Figure data in JSON:

(begin)

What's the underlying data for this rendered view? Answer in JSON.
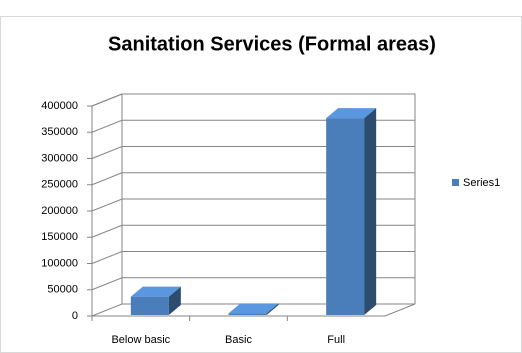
{
  "chart_data": {
    "type": "bar3d",
    "title": "Sanitation Services (Formal areas)",
    "categories": [
      "Below basic",
      "Basic",
      "Full"
    ],
    "series": [
      {
        "name": "Series1",
        "color": "#4a7ebb",
        "values": [
          35000,
          3000,
          375000
        ]
      }
    ],
    "ylim": [
      0,
      400000
    ],
    "yticks": [
      0,
      50000,
      100000,
      150000,
      200000,
      250000,
      300000,
      350000,
      400000
    ],
    "grid": true,
    "legend": "right"
  }
}
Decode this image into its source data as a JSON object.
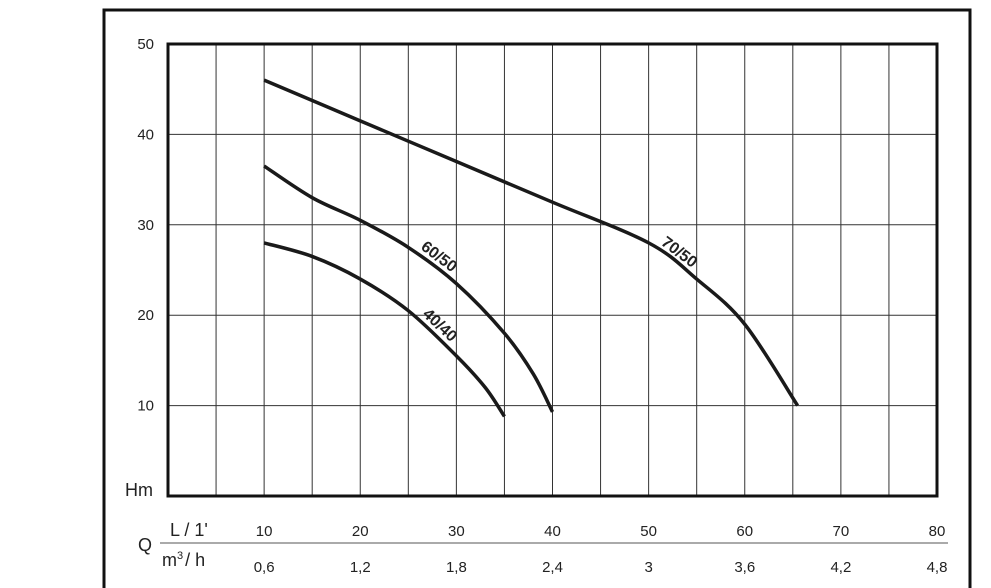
{
  "chart_data": {
    "type": "line",
    "title": "",
    "ylabel": "Hm",
    "xlabel": "Q",
    "x_unit_primary": "L / 1'",
    "x_unit_secondary_prefix": "m",
    "x_unit_secondary_sup": "3",
    "x_unit_secondary_suffix": "/ h",
    "xlim": [
      0,
      80
    ],
    "ylim": [
      0,
      50
    ],
    "grid": true,
    "x_ticks": [
      "10",
      "20",
      "30",
      "40",
      "50",
      "60",
      "70",
      "80"
    ],
    "x_ticks_secondary": [
      "0,6",
      "1,2",
      "1,8",
      "2,4",
      "3",
      "3,6",
      "4,2",
      "4,8"
    ],
    "y_ticks": [
      "10",
      "20",
      "30",
      "40",
      "50"
    ],
    "series": [
      {
        "name": "70/50",
        "x": [
          10,
          20,
          30,
          40,
          50,
          55,
          60,
          65.5
        ],
        "y": [
          46,
          41.5,
          37,
          32.5,
          28,
          24,
          19,
          10
        ]
      },
      {
        "name": "60/50",
        "x": [
          10,
          15,
          20,
          25,
          30,
          35,
          38,
          40
        ],
        "y": [
          36.5,
          33,
          30.5,
          27.5,
          23.5,
          18,
          13.5,
          9.3
        ]
      },
      {
        "name": "40/40",
        "x": [
          10,
          15,
          20,
          25,
          30,
          33,
          35
        ],
        "y": [
          28,
          26.5,
          24,
          20.5,
          15.5,
          12,
          8.8
        ]
      }
    ]
  }
}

(end)

PROBLEM REQUIREMENTS:
Quote the full listing above word for word; exclude every picture from the copy.

FULL SOLUTION:
What's the underlying data for this rendered view? Answer in JSON.
{
  "chart_data": {
    "type": "bar3d",
    "title": "Sanitation Services (Formal areas)",
    "categories": [
      "Below basic",
      "Basic",
      "Full"
    ],
    "series": [
      {
        "name": "Series1",
        "color": "#4a7ebb",
        "values": [
          35000,
          3000,
          375000
        ]
      }
    ],
    "ylim": [
      0,
      400000
    ],
    "yticks": [
      0,
      50000,
      100000,
      150000,
      200000,
      250000,
      300000,
      350000,
      400000
    ],
    "grid": true,
    "legend": "right"
  }
}
Decode this image into its source data as a JSON object.
{
  "chart_data": {
    "type": "line",
    "title": "",
    "ylabel": "Hm",
    "xlabel": "Q",
    "x_unit_primary": "L / 1'",
    "x_unit_secondary_prefix": "m",
    "x_unit_secondary_sup": "3",
    "x_unit_secondary_suffix": "/ h",
    "xlim": [
      0,
      80
    ],
    "ylim": [
      0,
      50
    ],
    "grid": true,
    "x_ticks": [
      "10",
      "20",
      "30",
      "40",
      "50",
      "60",
      "70",
      "80"
    ],
    "x_ticks_secondary": [
      "0,6",
      "1,2",
      "1,8",
      "2,4",
      "3",
      "3,6",
      "4,2",
      "4,8"
    ],
    "y_ticks": [
      "10",
      "20",
      "30",
      "40",
      "50"
    ],
    "series": [
      {
        "name": "70/50",
        "x": [
          10,
          20,
          30,
          40,
          50,
          55,
          60,
          65.5
        ],
        "y": [
          46,
          41.5,
          37,
          32.5,
          28,
          24,
          19,
          10
        ]
      },
      {
        "name": "60/50",
        "x": [
          10,
          15,
          20,
          25,
          30,
          35,
          38,
          40
        ],
        "y": [
          36.5,
          33,
          30.5,
          27.5,
          23.5,
          18,
          13.5,
          9.3
        ]
      },
      {
        "name": "40/40",
        "x": [
          10,
          15,
          20,
          25,
          30,
          33,
          35
        ],
        "y": [
          28,
          26.5,
          24,
          20.5,
          15.5,
          12,
          8.8
        ]
      }
    ]
  }
}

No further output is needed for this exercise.